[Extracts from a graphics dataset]
## Start
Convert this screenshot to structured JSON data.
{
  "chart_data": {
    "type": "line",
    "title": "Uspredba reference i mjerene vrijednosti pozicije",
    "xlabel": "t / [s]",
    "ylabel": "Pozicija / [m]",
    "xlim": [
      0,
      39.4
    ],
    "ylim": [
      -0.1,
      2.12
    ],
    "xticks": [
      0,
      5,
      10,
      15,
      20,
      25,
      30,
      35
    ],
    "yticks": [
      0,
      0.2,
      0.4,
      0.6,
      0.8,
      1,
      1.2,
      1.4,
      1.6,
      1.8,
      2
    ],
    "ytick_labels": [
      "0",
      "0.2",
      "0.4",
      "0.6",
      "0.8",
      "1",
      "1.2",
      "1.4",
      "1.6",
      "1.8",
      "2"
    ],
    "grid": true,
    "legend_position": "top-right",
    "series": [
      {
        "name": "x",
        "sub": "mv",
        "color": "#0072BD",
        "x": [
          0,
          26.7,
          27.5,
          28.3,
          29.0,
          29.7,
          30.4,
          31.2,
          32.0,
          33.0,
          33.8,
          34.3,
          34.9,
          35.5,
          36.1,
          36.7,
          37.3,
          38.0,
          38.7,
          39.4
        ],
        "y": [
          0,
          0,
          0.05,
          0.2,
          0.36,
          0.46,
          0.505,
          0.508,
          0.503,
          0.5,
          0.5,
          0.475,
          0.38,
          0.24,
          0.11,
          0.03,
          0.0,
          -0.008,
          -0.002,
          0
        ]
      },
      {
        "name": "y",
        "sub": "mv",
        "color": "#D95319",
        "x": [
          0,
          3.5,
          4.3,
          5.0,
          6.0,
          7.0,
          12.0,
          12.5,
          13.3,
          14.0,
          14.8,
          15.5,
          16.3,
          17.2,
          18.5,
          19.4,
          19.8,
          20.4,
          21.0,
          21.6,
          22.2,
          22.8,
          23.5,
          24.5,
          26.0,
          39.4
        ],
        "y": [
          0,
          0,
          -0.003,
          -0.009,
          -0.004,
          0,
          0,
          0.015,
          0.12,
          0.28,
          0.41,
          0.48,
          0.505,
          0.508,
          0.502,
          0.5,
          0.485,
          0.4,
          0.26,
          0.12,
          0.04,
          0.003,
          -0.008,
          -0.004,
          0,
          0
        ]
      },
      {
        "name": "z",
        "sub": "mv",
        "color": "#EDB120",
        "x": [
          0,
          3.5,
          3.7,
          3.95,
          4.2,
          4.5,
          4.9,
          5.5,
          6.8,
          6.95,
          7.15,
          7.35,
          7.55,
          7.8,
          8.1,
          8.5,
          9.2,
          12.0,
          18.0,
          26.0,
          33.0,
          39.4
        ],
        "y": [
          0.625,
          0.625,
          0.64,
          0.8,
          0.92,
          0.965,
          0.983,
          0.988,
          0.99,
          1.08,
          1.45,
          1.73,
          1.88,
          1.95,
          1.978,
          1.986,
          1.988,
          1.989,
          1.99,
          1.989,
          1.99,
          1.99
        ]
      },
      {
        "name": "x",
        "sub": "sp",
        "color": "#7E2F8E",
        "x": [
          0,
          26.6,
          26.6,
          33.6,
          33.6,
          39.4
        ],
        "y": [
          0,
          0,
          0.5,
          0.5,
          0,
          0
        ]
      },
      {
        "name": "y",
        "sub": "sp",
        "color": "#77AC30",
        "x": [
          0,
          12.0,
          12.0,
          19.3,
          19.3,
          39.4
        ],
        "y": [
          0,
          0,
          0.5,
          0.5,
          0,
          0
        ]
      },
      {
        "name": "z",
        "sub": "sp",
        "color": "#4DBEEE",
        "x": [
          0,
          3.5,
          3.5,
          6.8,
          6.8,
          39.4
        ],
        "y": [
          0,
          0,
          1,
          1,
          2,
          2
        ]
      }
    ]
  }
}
## End
Copy each line of the data exactly, leaving nothing out.

Expected answer:
Convert this screenshot to structured JSON data.
{
  "chart_data": {
    "type": "line",
    "title": "Uspredba reference i mjerene vrijednosti pozicije",
    "xlabel": "t / [s]",
    "ylabel": "Pozicija / [m]",
    "xlim": [
      0,
      39.4
    ],
    "ylim": [
      -0.1,
      2.12
    ],
    "xticks": [
      0,
      5,
      10,
      15,
      20,
      25,
      30,
      35
    ],
    "yticks": [
      0,
      0.2,
      0.4,
      0.6,
      0.8,
      1,
      1.2,
      1.4,
      1.6,
      1.8,
      2
    ],
    "ytick_labels": [
      "0",
      "0.2",
      "0.4",
      "0.6",
      "0.8",
      "1",
      "1.2",
      "1.4",
      "1.6",
      "1.8",
      "2"
    ],
    "grid": true,
    "legend_position": "top-right",
    "series": [
      {
        "name": "x",
        "sub": "mv",
        "color": "#0072BD",
        "x": [
          0,
          26.7,
          27.5,
          28.3,
          29.0,
          29.7,
          30.4,
          31.2,
          32.0,
          33.0,
          33.8,
          34.3,
          34.9,
          35.5,
          36.1,
          36.7,
          37.3,
          38.0,
          38.7,
          39.4
        ],
        "y": [
          0,
          0,
          0.05,
          0.2,
          0.36,
          0.46,
          0.505,
          0.508,
          0.503,
          0.5,
          0.5,
          0.475,
          0.38,
          0.24,
          0.11,
          0.03,
          0.0,
          -0.008,
          -0.002,
          0
        ]
      },
      {
        "name": "y",
        "sub": "mv",
        "color": "#D95319",
        "x": [
          0,
          3.5,
          4.3,
          5.0,
          6.0,
          7.0,
          12.0,
          12.5,
          13.3,
          14.0,
          14.8,
          15.5,
          16.3,
          17.2,
          18.5,
          19.4,
          19.8,
          20.4,
          21.0,
          21.6,
          22.2,
          22.8,
          23.5,
          24.5,
          26.0,
          39.4
        ],
        "y": [
          0,
          0,
          -0.003,
          -0.009,
          -0.004,
          0,
          0,
          0.015,
          0.12,
          0.28,
          0.41,
          0.48,
          0.505,
          0.508,
          0.502,
          0.5,
          0.485,
          0.4,
          0.26,
          0.12,
          0.04,
          0.003,
          -0.008,
          -0.004,
          0,
          0
        ]
      },
      {
        "name": "z",
        "sub": "mv",
        "color": "#EDB120",
        "x": [
          0,
          3.5,
          3.7,
          3.95,
          4.2,
          4.5,
          4.9,
          5.5,
          6.8,
          6.95,
          7.15,
          7.35,
          7.55,
          7.8,
          8.1,
          8.5,
          9.2,
          12.0,
          18.0,
          26.0,
          33.0,
          39.4
        ],
        "y": [
          0.625,
          0.625,
          0.64,
          0.8,
          0.92,
          0.965,
          0.983,
          0.988,
          0.99,
          1.08,
          1.45,
          1.73,
          1.88,
          1.95,
          1.978,
          1.986,
          1.988,
          1.989,
          1.99,
          1.989,
          1.99,
          1.99
        ]
      },
      {
        "name": "x",
        "sub": "sp",
        "color": "#7E2F8E",
        "x": [
          0,
          26.6,
          26.6,
          33.6,
          33.6,
          39.4
        ],
        "y": [
          0,
          0,
          0.5,
          0.5,
          0,
          0
        ]
      },
      {
        "name": "y",
        "sub": "sp",
        "color": "#77AC30",
        "x": [
          0,
          12.0,
          12.0,
          19.3,
          19.3,
          39.4
        ],
        "y": [
          0,
          0,
          0.5,
          0.5,
          0,
          0
        ]
      },
      {
        "name": "z",
        "sub": "sp",
        "color": "#4DBEEE",
        "x": [
          0,
          3.5,
          3.5,
          6.8,
          6.8,
          39.4
        ],
        "y": [
          0,
          0,
          1,
          1,
          2,
          2
        ]
      }
    ]
  }
}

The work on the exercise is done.